__Records of where each element appears__.
____________
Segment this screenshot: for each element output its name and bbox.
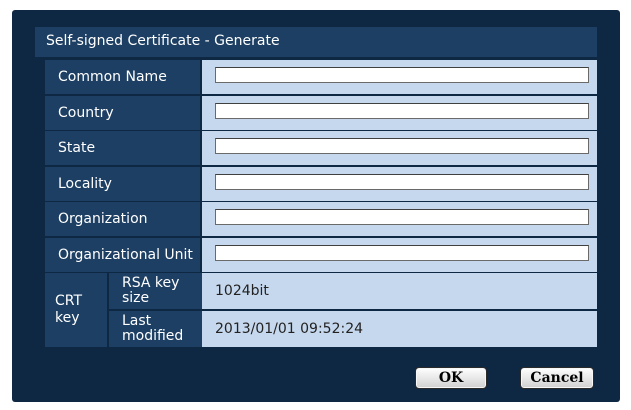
common-name-cell <box>202 60 597 94</box>
state-row: State <box>45 131 597 165</box>
country-row: Country <box>45 96 597 130</box>
last-modified-value: 2013/01/01 09:52:24 <box>202 311 597 347</box>
crt-key-label-line2: key <box>55 310 80 326</box>
country-cell <box>202 96 597 130</box>
rsa-key-size-label: RSA key size <box>109 273 202 309</box>
cancel-button[interactable]: Cancel <box>520 367 594 389</box>
rsa-key-size-label-line2: size <box>122 290 150 306</box>
locality-label: Locality <box>45 167 200 201</box>
state-cell <box>202 131 597 165</box>
organization-label: Organization <box>45 202 200 236</box>
organizational-unit-label: Organizational Unit <box>45 238 200 272</box>
last-modified-label-line2: modified <box>122 328 184 344</box>
ok-button[interactable]: OK <box>415 367 487 389</box>
common-name-label: Common Name <box>45 60 200 94</box>
crt-key-label: CRT key <box>45 273 107 347</box>
country-input[interactable] <box>215 103 589 119</box>
last-modified-label: Last modified <box>109 311 202 347</box>
organization-cell <box>202 202 597 236</box>
organizational-unit-input[interactable] <box>215 245 589 261</box>
dialog-title: Self-signed Certificate - Generate <box>46 33 280 49</box>
crt-key-label-line1: CRT <box>55 293 83 309</box>
dialog-title-bar: Self-signed Certificate - Generate <box>35 27 597 57</box>
organization-row: Organization <box>45 202 597 236</box>
locality-input[interactable] <box>215 174 589 190</box>
common-name-row: Common Name <box>45 60 597 94</box>
country-label: Country <box>45 96 200 130</box>
organizational-unit-cell <box>202 238 597 272</box>
rsa-key-size-value: 1024bit <box>202 273 597 309</box>
locality-cell <box>202 167 597 201</box>
rsa-key-size-label-line1: RSA key <box>122 275 180 291</box>
common-name-input[interactable] <box>215 67 589 83</box>
locality-row: Locality <box>45 167 597 201</box>
state-label: State <box>45 131 200 165</box>
last-modified-label-line1: Last <box>122 313 152 329</box>
organizational-unit-row: Organizational Unit <box>45 238 597 272</box>
organization-input[interactable] <box>215 209 589 225</box>
state-input[interactable] <box>215 138 589 154</box>
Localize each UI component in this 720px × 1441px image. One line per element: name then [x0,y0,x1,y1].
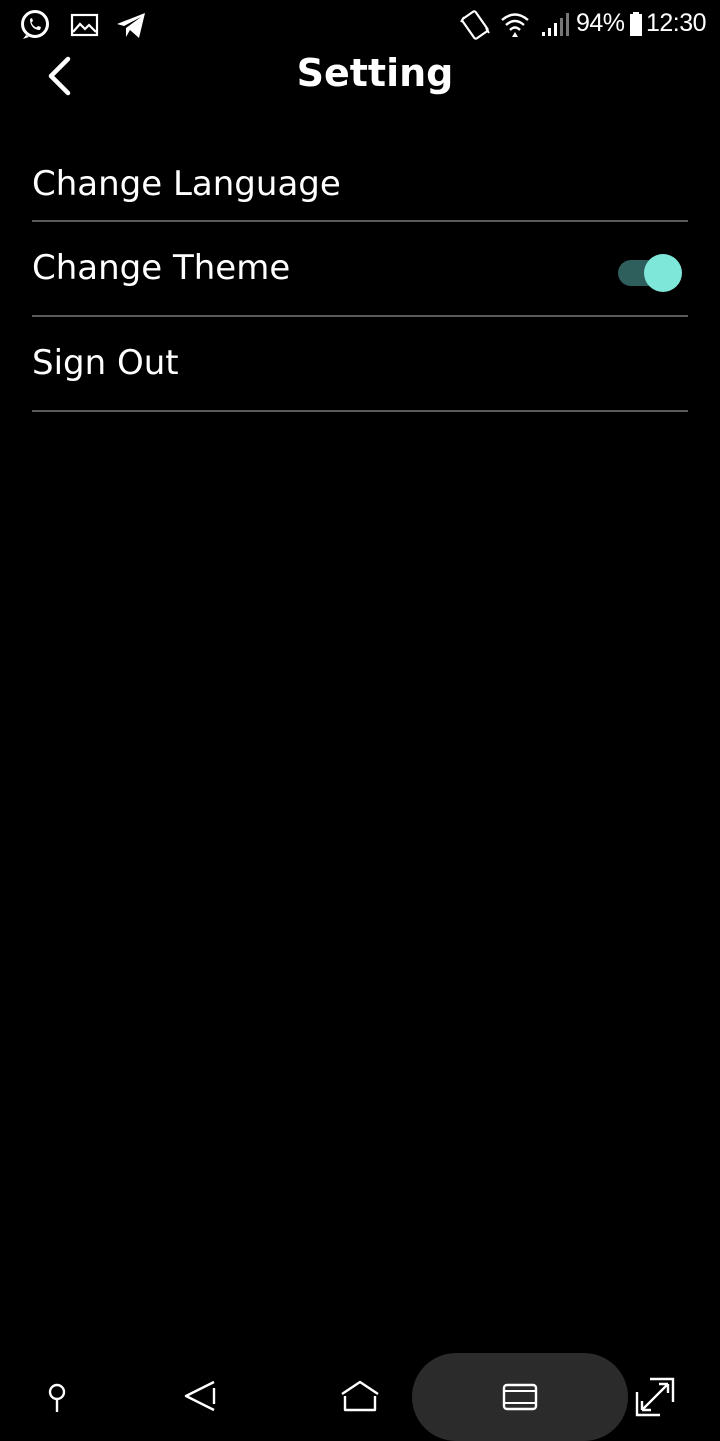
home-button[interactable] [335,1372,385,1422]
battery-percentage: 94% [576,9,625,37]
pin-icon [48,1383,66,1412]
gallery-icon [68,8,102,42]
wifi-icon [498,8,532,42]
vibrate-icon [458,8,492,42]
app-header: Setting [0,48,720,104]
pin-button[interactable] [32,1372,82,1422]
signal-icon [538,8,572,42]
toggle-thumb [644,254,682,292]
status-time: 12:30 [646,9,707,37]
theme-toggle[interactable] [618,252,682,292]
back-triangle-icon [184,1380,216,1412]
settings-item-change-theme[interactable]: Change Theme [32,222,688,317]
battery-icon [630,12,642,36]
settings-item-change-language[interactable]: Change Language [32,140,688,222]
page-title: Setting [296,51,454,95]
status-bar: 94% 12:30 [0,0,720,48]
settings-item-label: Change Theme [32,248,291,288]
home-icon [341,1380,379,1412]
expand-icon [635,1377,675,1417]
recents-button[interactable] [412,1353,628,1441]
settings-item-label: Sign Out [32,343,179,383]
telegram-icon [114,8,148,42]
back-nav-button[interactable] [176,1372,226,1422]
settings-item-label: Change Language [32,164,341,204]
recents-icon [502,1383,538,1411]
navigation-bar [0,1350,720,1441]
expand-button[interactable] [630,1372,680,1422]
whatsapp-icon [18,8,52,42]
settings-list: Change Language Change Theme Sign Out [32,140,688,412]
settings-item-sign-out[interactable]: Sign Out [32,317,688,412]
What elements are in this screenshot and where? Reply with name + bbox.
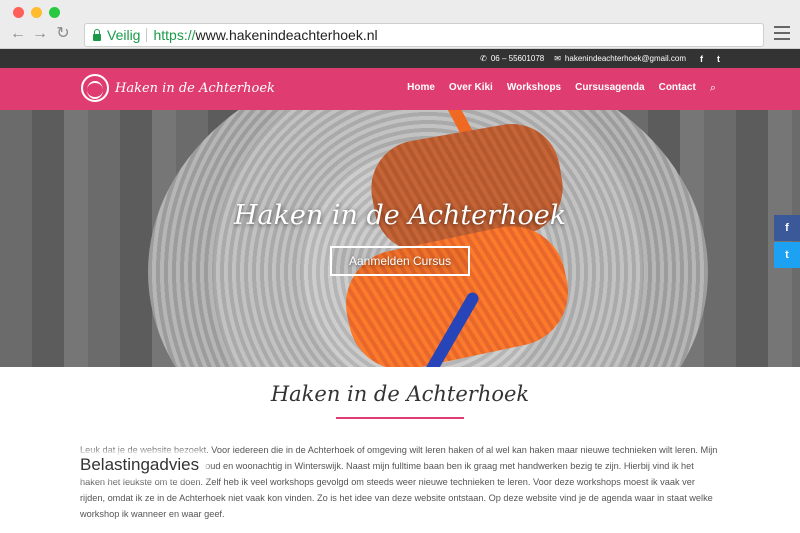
url-protocol: https:// [153,27,196,43]
nav-home[interactable]: Home [407,82,435,95]
share-twitter-button[interactable]: t [774,242,800,268]
phone-icon: ✆ [480,54,487,63]
url-host: www.hakenindeachterhoek.nl [195,27,378,43]
browser-chrome: ← → ↻ Veilig https:// www.hakenindeachte… [0,0,800,49]
minimize-window-button[interactable] [31,7,42,18]
hero-banner: Haken in de Achterhoek Aanmelden Cursus [0,110,800,367]
close-window-button[interactable] [13,7,24,18]
browser-menu-icon[interactable] [774,26,790,44]
forward-arrow-icon[interactable]: → [31,25,49,43]
maximize-window-button[interactable] [49,7,60,18]
register-course-button[interactable]: Aanmelden Cursus [330,246,470,276]
nav-links: Home Over Kiki Workshops Cursusagenda Co… [407,82,716,95]
yarn-ball-icon [81,74,109,102]
facebook-icon[interactable]: f [700,54,703,64]
address-bar[interactable]: Veilig https:// www.hakenindeachterhoek.… [84,23,764,47]
reload-icon[interactable]: ↻ [54,25,72,43]
logo-text: Haken in de Achterhoek [115,80,275,96]
email-address: hakenindeachterhoek@gmail.com [564,54,686,63]
site-logo[interactable]: Haken in de Achterhoek [81,74,275,102]
overlay-label: Belastingadvies [80,455,204,475]
hero-title: Haken in de Achterhoek [233,200,567,231]
search-icon[interactable]: ⌕ [710,82,716,95]
main-navigation: Haken in de Achterhoek Home Over Kiki Wo… [0,68,800,110]
intro-paragraph: Leuk dat je de website bezoekt. Voor ied… [80,445,718,519]
title-divider [336,417,464,419]
mail-icon: ✉ [554,54,561,63]
lock-icon [93,28,101,41]
phone-number: 06 – 55601078 [490,54,545,63]
nav-contact[interactable]: Contact [659,82,696,95]
section-title: Haken in de Achterhoek [270,382,530,406]
phone-link[interactable]: ✆ 06 – 55601078 [480,54,544,63]
secure-label: Veilig [107,27,141,43]
twitter-icon[interactable]: t [717,54,720,64]
nav-workshops[interactable]: Workshops [507,82,561,95]
back-arrow-icon[interactable]: ← [9,25,27,43]
contact-bar: ✆ 06 – 55601078 ✉ hakenindeachterhoek@gm… [0,49,800,68]
email-link[interactable]: ✉ hakenindeachterhoek@gmail.com [554,54,686,63]
share-facebook-button[interactable]: f [774,215,800,241]
nav-cursusagenda[interactable]: Cursusagenda [575,82,644,95]
url-separator [146,28,148,42]
nav-over-kiki[interactable]: Over Kiki [449,82,493,95]
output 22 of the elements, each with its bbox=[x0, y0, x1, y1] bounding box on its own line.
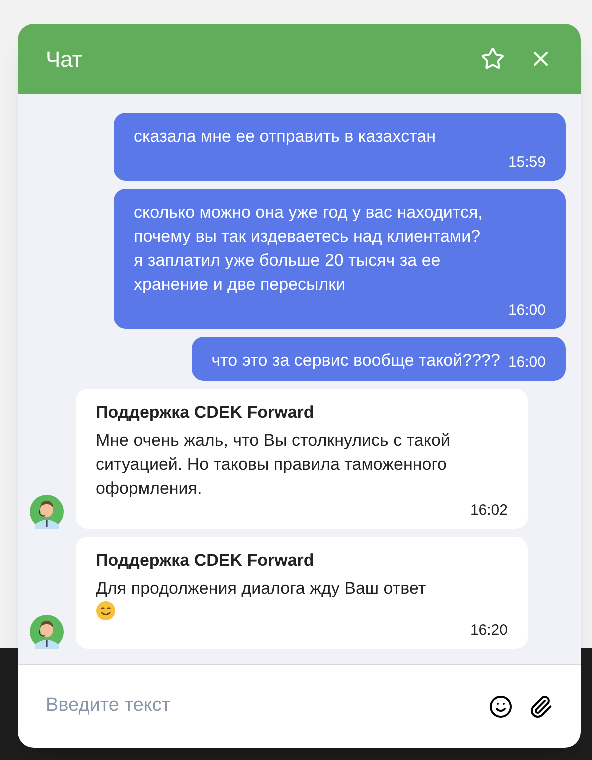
message-text: Для продолжения диалога жду Ваш ответ bbox=[96, 578, 428, 600]
message-text: что это за сервис вообще такой???? bbox=[212, 350, 500, 372]
message-time: 16:00 bbox=[508, 301, 546, 321]
message-time: 16:00 bbox=[508, 353, 546, 373]
agent-avatar-icon bbox=[30, 495, 64, 529]
message-text: сколько можно она уже год у вас находится, почему вы так издеваетесь над клиентами? я заплатил уже больше 20 тысяч за ее хранение и две пересылки bbox=[134, 202, 484, 296]
message-text: Мне очень жаль, что Вы столкнулись с такой ситуацией. Но таковы правила таможенного оформления. bbox=[96, 430, 452, 500]
agent-avatar-icon bbox=[30, 615, 64, 649]
smiley-icon bbox=[489, 694, 513, 718]
message-text: сказала мне ее отправить в казахстан bbox=[134, 126, 438, 148]
sender-name: Поддержка CDEK Forward bbox=[96, 402, 316, 424]
message-input[interactable]: Введите текст bbox=[46, 692, 473, 721]
window-title: Чат bbox=[46, 46, 84, 74]
message-time: 15:59 bbox=[508, 153, 546, 173]
emoji-button[interactable] bbox=[489, 694, 513, 718]
favorite-button[interactable] bbox=[481, 47, 505, 71]
sender-name: Поддержка CDEK Forward bbox=[96, 550, 316, 572]
star-icon bbox=[481, 47, 505, 71]
attach-button[interactable] bbox=[529, 694, 553, 718]
message-time: 16:20 bbox=[470, 621, 508, 641]
paperclip-icon bbox=[529, 694, 553, 718]
message-time: 16:02 bbox=[470, 501, 508, 521]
____________
__TASK DETAILS__. Output the data from its first line through the line containing "Localize each UI" as a Markdown table with the columns Row and Line, numbering each row and skipping blank lines. Leave the pictures out.

__CORRECT RESULT__.
| Row | Line |
|---|---|
| 1 | Segment this screenshot: for each element output its name and bbox. |
| 2 | common-name-cell <box>202 60 597 94</box> |
| 3 | state-row: State <box>45 131 597 165</box> |
| 4 | country-row: Country <box>45 96 597 130</box> |
| 5 | last-modified-value: 2013/01/01 09:52:24 <box>202 311 597 347</box> |
| 6 | crt-key-label-line2: key <box>55 310 80 326</box> |
| 7 | country-cell <box>202 96 597 130</box> |
| 8 | rsa-key-size-label: RSA key size <box>109 273 202 309</box> |
| 9 | cancel-button[interactable]: Cancel <box>520 367 594 389</box> |
| 10 | rsa-key-size-label-line2: size <box>122 290 150 306</box> |
| 11 | locality-label: Locality <box>45 167 200 201</box> |
| 12 | state-cell <box>202 131 597 165</box> |
| 13 | organization-label: Organization <box>45 202 200 236</box> |
| 14 | organizational-unit-label: Organizational Unit <box>45 238 200 272</box> |
| 15 | last-modified-label-line2: modified <box>122 328 184 344</box> |
| 16 | ok-button[interactable]: OK <box>415 367 487 389</box> |
| 17 | common-name-label: Common Name <box>45 60 200 94</box> |
| 18 | crt-key-label: CRT key <box>45 273 107 347</box> |
| 19 | country-input[interactable] <box>215 103 589 119</box> |
| 20 | last-modified-label: Last modified <box>109 311 202 347</box> |
| 21 | organization-cell <box>202 202 597 236</box> |
| 22 | organizational-unit-input[interactable] <box>215 245 589 261</box> |
| 23 | dialog-title: Self-signed Certificate - Generate <box>46 33 280 49</box> |
| 24 | crt-key-label-line1: CRT <box>55 293 83 309</box> |
| 25 | dialog-title-bar: Self-signed Certificate - Generate <box>35 27 597 57</box> |
| 26 | organization-row: Organization <box>45 202 597 236</box> |
| 27 | locality-input[interactable] <box>215 174 589 190</box> |
| 28 | common-name-row: Common Name <box>45 60 597 94</box> |
| 29 | country-label: Country <box>45 96 200 130</box> |
| 30 | organizational-unit-cell <box>202 238 597 272</box> |
| 31 | rsa-key-size-value: 1024bit <box>202 273 597 309</box> |
| 32 | locality-cell <box>202 167 597 201</box> |
| 33 | rsa-key-size-label-line1: RSA key <box>122 275 180 291</box> |
| 34 | common-name-input[interactable] <box>215 67 589 83</box> |
| 35 | locality-row: Locality <box>45 167 597 201</box> |
| 36 | state-label: State <box>45 131 200 165</box> |
| 37 | last-modified-label-line1: Last <box>122 313 152 329</box> |
| 38 | organizational-unit-row: Organizational Unit <box>45 238 597 272</box> |
| 39 | organization-input[interactable] <box>215 209 589 225</box> |
| 40 | state-input[interactable] <box>215 138 589 154</box> |
| 41 | Localize each UI component in this 720px × 1441px image. One line per element: name then [x0,y0,x1,y1]. |